What is asked: For the data that follows, report how many lines contain the word "brand", and nothing else.

————

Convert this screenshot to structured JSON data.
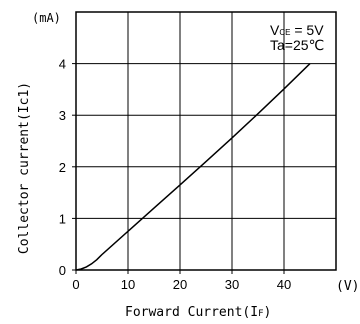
{
  "chart_data": {
    "type": "line",
    "x_unit": "(V)",
    "y_unit": "(mA)",
    "xlabel_main": "Forward Current(",
    "xlabel_sub": "I",
    "xlabel_subsub": "F",
    "xlabel_close": ")",
    "ylabel": "Collector current(Ic1)",
    "xlim": [
      0,
      50
    ],
    "ylim": [
      0,
      5
    ],
    "x_ticks": [
      0,
      10,
      20,
      30,
      40
    ],
    "y_ticks": [
      0,
      1,
      2,
      3,
      4
    ],
    "grid": true,
    "annotation": {
      "vce_label": "V",
      "vce_sub": "CE",
      "vce_value": " = 5V",
      "ta": "Ta=25℃"
    },
    "series": [
      {
        "x": [
          0,
          1,
          2,
          3,
          4,
          5,
          10,
          15,
          20,
          25,
          30,
          35,
          40,
          45
        ],
        "y": [
          0,
          0.02,
          0.06,
          0.12,
          0.2,
          0.3,
          0.75,
          1.2,
          1.65,
          2.1,
          2.56,
          3.03,
          3.51,
          4.0
        ]
      }
    ]
  }
}
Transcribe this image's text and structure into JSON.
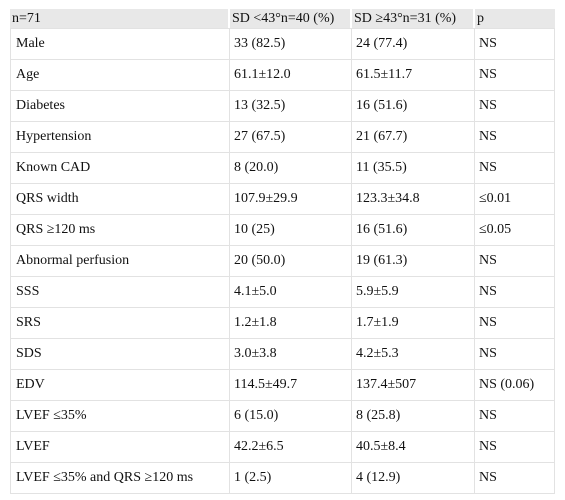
{
  "table": {
    "headers": [
      "n=71",
      "SD <43°n=40 (%)",
      "SD ≥43°n=31 (%)",
      "p"
    ],
    "rows": [
      [
        "Male",
        "33 (82.5)",
        "24 (77.4)",
        "NS"
      ],
      [
        "Age",
        "61.1±12.0",
        "61.5±11.7",
        "NS"
      ],
      [
        "Diabetes",
        "13 (32.5)",
        "16 (51.6)",
        "NS"
      ],
      [
        "Hypertension",
        "27 (67.5)",
        "21 (67.7)",
        "NS"
      ],
      [
        "Known CAD",
        "8 (20.0)",
        "11 (35.5)",
        "NS"
      ],
      [
        "QRS width",
        "107.9±29.9",
        "123.3±34.8",
        "≤0.01"
      ],
      [
        "QRS ≥120 ms",
        "10 (25)",
        "16 (51.6)",
        "≤0.05"
      ],
      [
        "Abnormal perfusion",
        "20 (50.0)",
        "19 (61.3)",
        "NS"
      ],
      [
        "SSS",
        "4.1±5.0",
        "5.9±5.9",
        "NS"
      ],
      [
        "SRS",
        "1.2±1.8",
        "1.7±1.9",
        "NS"
      ],
      [
        "SDS",
        "3.0±3.8",
        "4.2±5.3",
        "NS"
      ],
      [
        "EDV",
        "114.5±49.7",
        "137.4±507",
        "NS (0.06)"
      ],
      [
        "LVEF ≤35%",
        "6 (15.0)",
        "8 (25.8)",
        "NS"
      ],
      [
        "LVEF",
        "42.2±6.5",
        "40.5±8.4",
        "NS"
      ],
      [
        "LVEF ≤35% and QRS ≥120 ms",
        "1 (2.5)",
        "4 (12.9)",
        "NS"
      ]
    ]
  }
}
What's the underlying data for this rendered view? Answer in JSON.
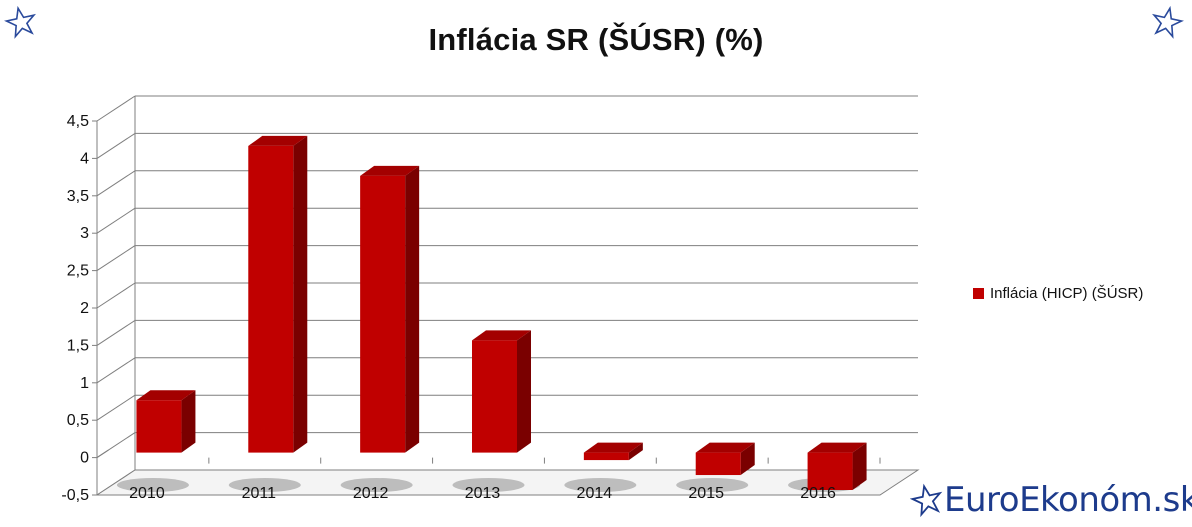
{
  "colors": {
    "bar_front": "#c00000",
    "bar_side": "#7a0000",
    "bar_top": "#a30000",
    "grid": "#7f7f7f",
    "brand": "#1d3b8c"
  },
  "icons": {
    "corner_left": "star-outline-icon",
    "corner_right": "star-outline-icon",
    "brand": "star-outline-icon"
  },
  "brand": {
    "text": "EuroEkonóm.sk"
  },
  "chart_data": {
    "type": "bar",
    "title": "Inflácia SR (ŠÚSR) (%)",
    "xlabel": "",
    "ylabel": "",
    "categories": [
      "2010",
      "2011",
      "2012",
      "2013",
      "2014",
      "2015",
      "2016"
    ],
    "series": [
      {
        "name": "Inflácia (HICP) (ŠÚSR)",
        "values": [
          0.7,
          4.1,
          3.7,
          1.5,
          -0.1,
          -0.3,
          -0.5
        ]
      }
    ],
    "ylim": [
      -0.5,
      4.5
    ],
    "yticks": [
      "-0,5",
      "0",
      "0,5",
      "1",
      "1,5",
      "2",
      "2,5",
      "3",
      "3,5",
      "4",
      "4,5"
    ],
    "grid": true,
    "legend_position": "right",
    "style": "3d"
  }
}
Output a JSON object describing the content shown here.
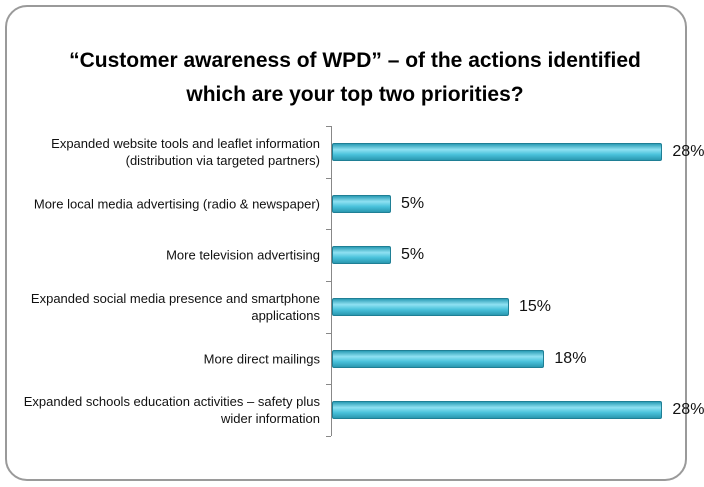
{
  "chart_data": {
    "type": "bar",
    "orientation": "horizontal",
    "title": "“Customer awareness of WPD” – of the actions identified which are your top two priorities?",
    "categories": [
      "Expanded website tools and leaflet information (distribution via targeted partners)",
      "More local media advertising (radio & newspaper)",
      "More television advertising",
      "Expanded social media presence and smartphone applications",
      "More direct mailings",
      "Expanded schools education activities – safety plus wider information"
    ],
    "values": [
      28,
      5,
      5,
      15,
      18,
      28
    ],
    "value_labels": [
      "28%",
      "5%",
      "5%",
      "15%",
      "18%",
      "28%"
    ],
    "color": "#4bc3dc",
    "xlim": [
      0,
      30
    ]
  }
}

————

Response to the task: 3